SELECTED EXTRACT >>
━━━━━━
For The Record
Finally! I'm making progress on digitizing my vinyl. First step was doing various maintenance/repair things to my Technics 1200-Mk2 turntable. Next was rescuing the collection itself from less than desirable storage conditions. Only lost about a dozen to that. Next was experimenting with various digitizing solutions. I finally settled on a Tascam digital recorder, using the late Brian Davies' ClickRepair, and editing with Felt Tip's Sound Studio. Have gotten good results. Even better, I've found a local record shop with a HumminGuru Ultrasonic Record Cleaner, and it works a treat.
There are still more than a few LPs that I have that never made it to CD, so they'll be the first to get the treatment. I imagine I'll spend a little time doing some A/B comparisons between vinyl and CD. I'm no longer as hard core an audiophile as I used to be, at least partly because my golden ears have aged out a bit, and also because I spent enough time behind the curtain of how the product was made to understand the limits of what gear can and can't do.
It's kind of amazing to be reminded how much effort went into record sleeves and liner notes. It just doesn't translate when rendered to jewel box size, especially to older eyes. Ha! LPs have become the new Large Print Books!
I poked around to see if there was software that would make cataloging all this any easier, and am discovering that most of the stuff I looked at even five years ago has gone away. Wil Shipley has gone on to Apple, and Conor Dearden has recently stepped back from his **pedia applications to spend more time with his family. A consequence of the market shifting to streaming is that fewer people have physical collections to manage.
The software business is fickle, I tell you. I got lucky with Brian Davies' ClickRepair, as I had installers and license stashed away. His work was apparently sold to someone who doesn't want to put it on the market again. I imagine it might be a competitor. His software is that good, and was inexpensive compared to iZotope.
Another thing I'm going to take a stab at is using Shazam to try to identify some tunes on old mixtapes I have that didn't have complete listings. I've stumped it a few times, to be sure, but it came up with correct answers on some that I did not expect it to know. Technology can be great, when it works, and before it gets enshittified.
━━━━━━
DIRECTIONS >> Copy verbatim the passage of the piece on digitizing a vinyl collection, starting at "There are still" and ending at "Large Print Books!".
━━━━━━
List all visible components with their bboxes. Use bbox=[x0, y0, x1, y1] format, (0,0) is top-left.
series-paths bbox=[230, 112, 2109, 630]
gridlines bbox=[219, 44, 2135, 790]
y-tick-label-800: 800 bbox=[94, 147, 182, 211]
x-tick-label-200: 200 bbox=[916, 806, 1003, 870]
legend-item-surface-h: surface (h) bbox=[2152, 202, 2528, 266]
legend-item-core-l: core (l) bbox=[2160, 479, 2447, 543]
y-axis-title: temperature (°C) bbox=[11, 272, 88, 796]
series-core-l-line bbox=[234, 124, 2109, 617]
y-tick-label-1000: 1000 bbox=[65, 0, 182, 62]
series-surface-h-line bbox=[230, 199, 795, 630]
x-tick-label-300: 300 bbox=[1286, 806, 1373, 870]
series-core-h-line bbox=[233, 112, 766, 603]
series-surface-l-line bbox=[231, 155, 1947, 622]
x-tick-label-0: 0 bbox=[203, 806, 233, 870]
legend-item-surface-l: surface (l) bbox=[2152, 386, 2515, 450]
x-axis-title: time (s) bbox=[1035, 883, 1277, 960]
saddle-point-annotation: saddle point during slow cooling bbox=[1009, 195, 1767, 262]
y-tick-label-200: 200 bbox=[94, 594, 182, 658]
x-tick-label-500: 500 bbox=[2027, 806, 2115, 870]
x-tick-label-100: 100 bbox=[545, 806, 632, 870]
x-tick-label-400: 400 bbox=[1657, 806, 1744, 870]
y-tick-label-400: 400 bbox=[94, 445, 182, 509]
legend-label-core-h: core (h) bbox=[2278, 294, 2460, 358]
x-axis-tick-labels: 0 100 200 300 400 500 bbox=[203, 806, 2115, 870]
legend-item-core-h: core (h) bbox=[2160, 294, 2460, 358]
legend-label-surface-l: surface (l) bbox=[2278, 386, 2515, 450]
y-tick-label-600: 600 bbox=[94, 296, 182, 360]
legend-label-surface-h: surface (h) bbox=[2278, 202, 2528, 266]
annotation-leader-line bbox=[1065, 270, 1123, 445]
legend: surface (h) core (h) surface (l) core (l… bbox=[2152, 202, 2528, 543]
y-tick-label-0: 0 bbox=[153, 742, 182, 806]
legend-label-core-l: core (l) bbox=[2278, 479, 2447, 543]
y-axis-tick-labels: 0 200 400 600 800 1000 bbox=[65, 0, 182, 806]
━━━━━━
THE COMPLETED TASK >>
There are still more than a few LPs that I have that never made it to CD, so they'll be the first to get the treatment. I imagine I'll spend a little time doing some A/B comparisons between vinyl and CD. I'm no longer as hard core an audiophile as I used to be, at least partly because my golden ears have aged out a bit, and also because I spent enough time behind the curtain of how the product was made to understand the limits of what gear can and can't do.
It's kind of amazing to be reminded how much effort went into record sleeves and liner notes. It just doesn't translate when rendered to jewel box size, especially to older eyes. Ha! LPs have become the new Large Print Books!